Objective — Lines containing the string "JSON" are to be counted; report the number and nothing more.

Data for the task —

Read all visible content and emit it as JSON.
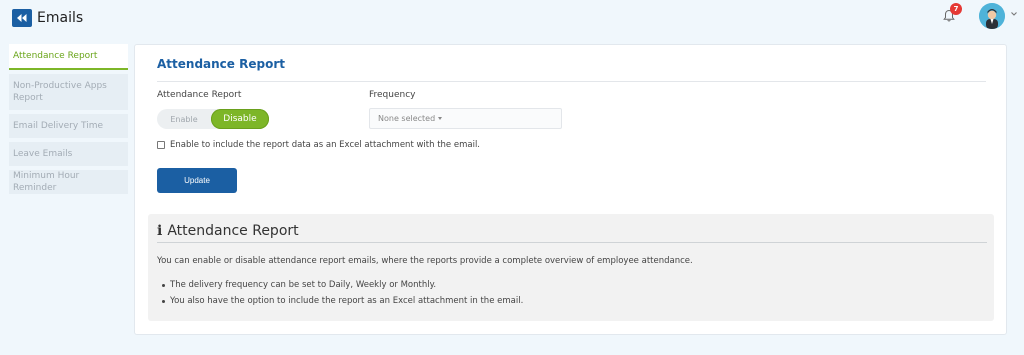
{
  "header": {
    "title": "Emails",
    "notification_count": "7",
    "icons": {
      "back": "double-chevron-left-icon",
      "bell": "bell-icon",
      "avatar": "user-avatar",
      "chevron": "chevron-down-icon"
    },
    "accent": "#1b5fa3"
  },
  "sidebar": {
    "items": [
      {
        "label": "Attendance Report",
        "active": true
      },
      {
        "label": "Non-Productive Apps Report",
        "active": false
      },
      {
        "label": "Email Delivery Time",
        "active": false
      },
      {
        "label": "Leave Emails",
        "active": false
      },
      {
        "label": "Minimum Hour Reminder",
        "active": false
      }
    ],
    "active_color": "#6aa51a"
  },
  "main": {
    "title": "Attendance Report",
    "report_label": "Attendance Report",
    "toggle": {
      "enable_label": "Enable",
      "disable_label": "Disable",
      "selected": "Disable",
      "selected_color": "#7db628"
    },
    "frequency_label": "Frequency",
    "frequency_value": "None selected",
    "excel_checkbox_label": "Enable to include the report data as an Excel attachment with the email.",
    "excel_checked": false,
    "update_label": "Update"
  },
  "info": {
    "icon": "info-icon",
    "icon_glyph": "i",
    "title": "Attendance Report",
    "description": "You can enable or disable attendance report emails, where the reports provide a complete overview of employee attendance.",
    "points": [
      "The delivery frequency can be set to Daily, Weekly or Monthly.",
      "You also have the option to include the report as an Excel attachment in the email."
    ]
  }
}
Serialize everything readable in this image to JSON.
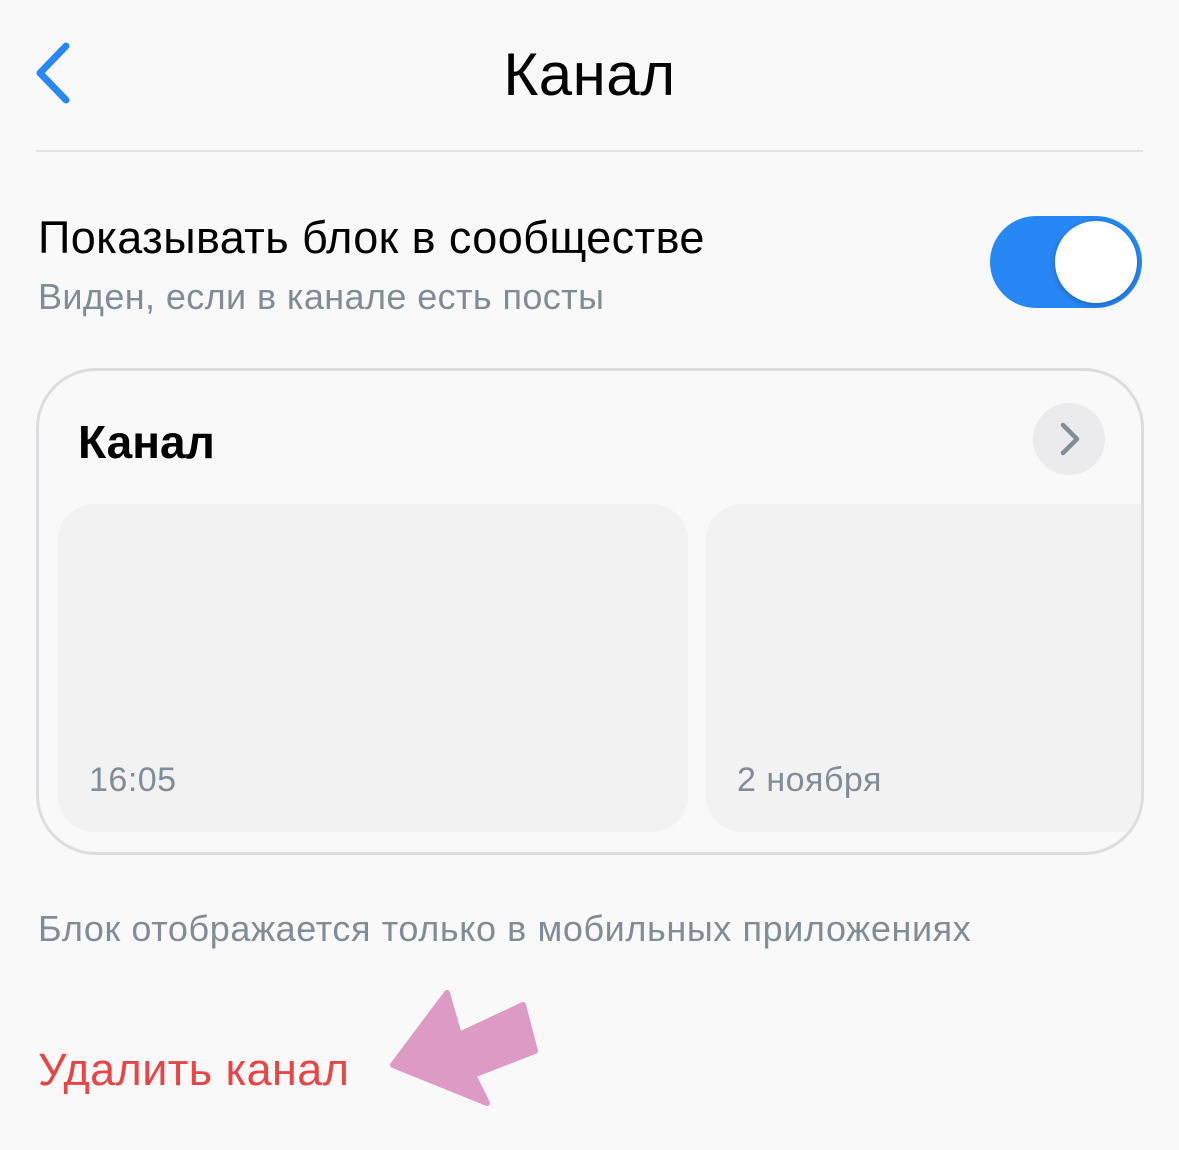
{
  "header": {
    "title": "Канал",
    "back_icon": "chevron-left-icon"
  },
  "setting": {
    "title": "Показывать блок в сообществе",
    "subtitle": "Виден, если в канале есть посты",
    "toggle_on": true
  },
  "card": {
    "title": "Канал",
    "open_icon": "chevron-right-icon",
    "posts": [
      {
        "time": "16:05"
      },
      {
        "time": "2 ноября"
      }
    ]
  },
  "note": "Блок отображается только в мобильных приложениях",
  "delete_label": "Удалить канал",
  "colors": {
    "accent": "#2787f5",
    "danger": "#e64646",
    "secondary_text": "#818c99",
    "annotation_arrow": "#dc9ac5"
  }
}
* * *
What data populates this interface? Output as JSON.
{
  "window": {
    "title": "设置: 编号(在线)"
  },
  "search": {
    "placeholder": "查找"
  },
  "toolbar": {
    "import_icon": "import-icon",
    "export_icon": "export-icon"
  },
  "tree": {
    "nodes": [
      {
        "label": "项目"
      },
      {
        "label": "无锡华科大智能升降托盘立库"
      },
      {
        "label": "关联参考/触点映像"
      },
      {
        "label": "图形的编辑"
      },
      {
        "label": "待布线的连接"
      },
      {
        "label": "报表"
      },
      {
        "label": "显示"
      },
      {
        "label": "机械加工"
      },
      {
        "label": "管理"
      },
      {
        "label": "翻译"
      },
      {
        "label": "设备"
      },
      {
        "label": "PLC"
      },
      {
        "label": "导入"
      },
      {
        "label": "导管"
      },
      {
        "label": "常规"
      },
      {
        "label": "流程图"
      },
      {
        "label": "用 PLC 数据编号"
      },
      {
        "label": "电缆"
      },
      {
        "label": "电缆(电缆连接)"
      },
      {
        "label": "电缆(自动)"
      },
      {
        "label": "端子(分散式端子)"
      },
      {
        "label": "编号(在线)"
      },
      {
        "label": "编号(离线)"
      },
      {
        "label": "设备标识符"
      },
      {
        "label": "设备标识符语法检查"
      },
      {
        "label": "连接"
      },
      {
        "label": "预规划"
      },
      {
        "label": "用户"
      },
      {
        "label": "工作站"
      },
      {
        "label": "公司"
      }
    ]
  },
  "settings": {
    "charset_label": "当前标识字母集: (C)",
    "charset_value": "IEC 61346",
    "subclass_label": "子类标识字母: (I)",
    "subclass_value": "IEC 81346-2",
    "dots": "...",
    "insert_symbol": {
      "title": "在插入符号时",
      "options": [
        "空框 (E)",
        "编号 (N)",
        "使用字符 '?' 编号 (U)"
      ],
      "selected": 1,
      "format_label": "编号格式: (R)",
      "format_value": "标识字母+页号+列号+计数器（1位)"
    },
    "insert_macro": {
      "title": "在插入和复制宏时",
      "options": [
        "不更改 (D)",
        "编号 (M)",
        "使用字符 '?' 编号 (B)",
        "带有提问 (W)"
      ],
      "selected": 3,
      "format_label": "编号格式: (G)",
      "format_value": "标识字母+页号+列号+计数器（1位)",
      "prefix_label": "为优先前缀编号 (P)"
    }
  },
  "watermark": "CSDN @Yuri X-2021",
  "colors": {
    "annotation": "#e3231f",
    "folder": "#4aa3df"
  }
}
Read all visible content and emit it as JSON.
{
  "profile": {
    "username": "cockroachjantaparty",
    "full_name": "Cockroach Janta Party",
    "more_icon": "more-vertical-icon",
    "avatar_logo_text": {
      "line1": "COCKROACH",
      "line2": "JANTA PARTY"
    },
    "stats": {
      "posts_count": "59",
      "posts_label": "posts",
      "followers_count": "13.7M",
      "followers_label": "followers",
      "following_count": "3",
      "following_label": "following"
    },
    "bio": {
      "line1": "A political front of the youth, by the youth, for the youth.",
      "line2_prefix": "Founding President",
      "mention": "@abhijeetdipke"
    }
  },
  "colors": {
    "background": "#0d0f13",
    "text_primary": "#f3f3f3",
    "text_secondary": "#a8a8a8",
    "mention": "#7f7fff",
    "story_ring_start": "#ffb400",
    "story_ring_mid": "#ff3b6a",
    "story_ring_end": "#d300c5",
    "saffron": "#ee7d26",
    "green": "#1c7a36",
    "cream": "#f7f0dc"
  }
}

The completed task — 4